§ WRITTEN TASK: Exact repetition is required: output every record in full.

§ DATA FOR THIS TASK:
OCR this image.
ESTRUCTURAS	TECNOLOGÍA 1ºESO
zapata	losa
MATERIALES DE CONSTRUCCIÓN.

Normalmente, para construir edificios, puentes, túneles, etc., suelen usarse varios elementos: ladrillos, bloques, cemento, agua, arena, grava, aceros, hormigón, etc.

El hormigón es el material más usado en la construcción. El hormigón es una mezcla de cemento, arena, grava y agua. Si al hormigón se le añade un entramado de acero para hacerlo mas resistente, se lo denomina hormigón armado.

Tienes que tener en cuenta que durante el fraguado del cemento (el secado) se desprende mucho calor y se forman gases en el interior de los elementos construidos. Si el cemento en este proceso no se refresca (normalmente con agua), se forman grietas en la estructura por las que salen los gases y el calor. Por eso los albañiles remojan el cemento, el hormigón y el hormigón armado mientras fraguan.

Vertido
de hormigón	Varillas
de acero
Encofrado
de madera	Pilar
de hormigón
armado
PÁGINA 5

§ REPLY TO THE EXERCISE:
OCR this image.
ESTRUCTURAS	TECNOLOGÍA 1ºESO
zapata	losa
MATERIALES DE CONSTRUCCIÓN.

Normalmente, para construir edificios, puentes, túneles, etc., suelen usarse varios elementos: ladrillos, bloques, cemento, agua, arena, grava, aceros, hormigón, etc.

El hormigón es el material más usado en la construcción. El hormigón es una mezcla de cemento, arena, grava y agua. Si al hormigón se le añade un entramado de acero para hacerlo mas resistente, se lo denomina hormigón armado.

Tienes que tener en cuenta que durante el fraguado del cemento (el secado) se desprende mucho calor y se forman gases en el interior de los elementos construidos. Si el cemento en este proceso no se refresca (normalmente con agua), se forman grietas en la estructura por las que salen los gases y el calor. Por eso los albañiles remojan el cemento, el hormigón y el hormigón armado mientras fraguan.

Vertido
de hormigón	Varillas
de acero
Encofrado
de madera	Pilar
de hormigón
armado
PÁGINA 5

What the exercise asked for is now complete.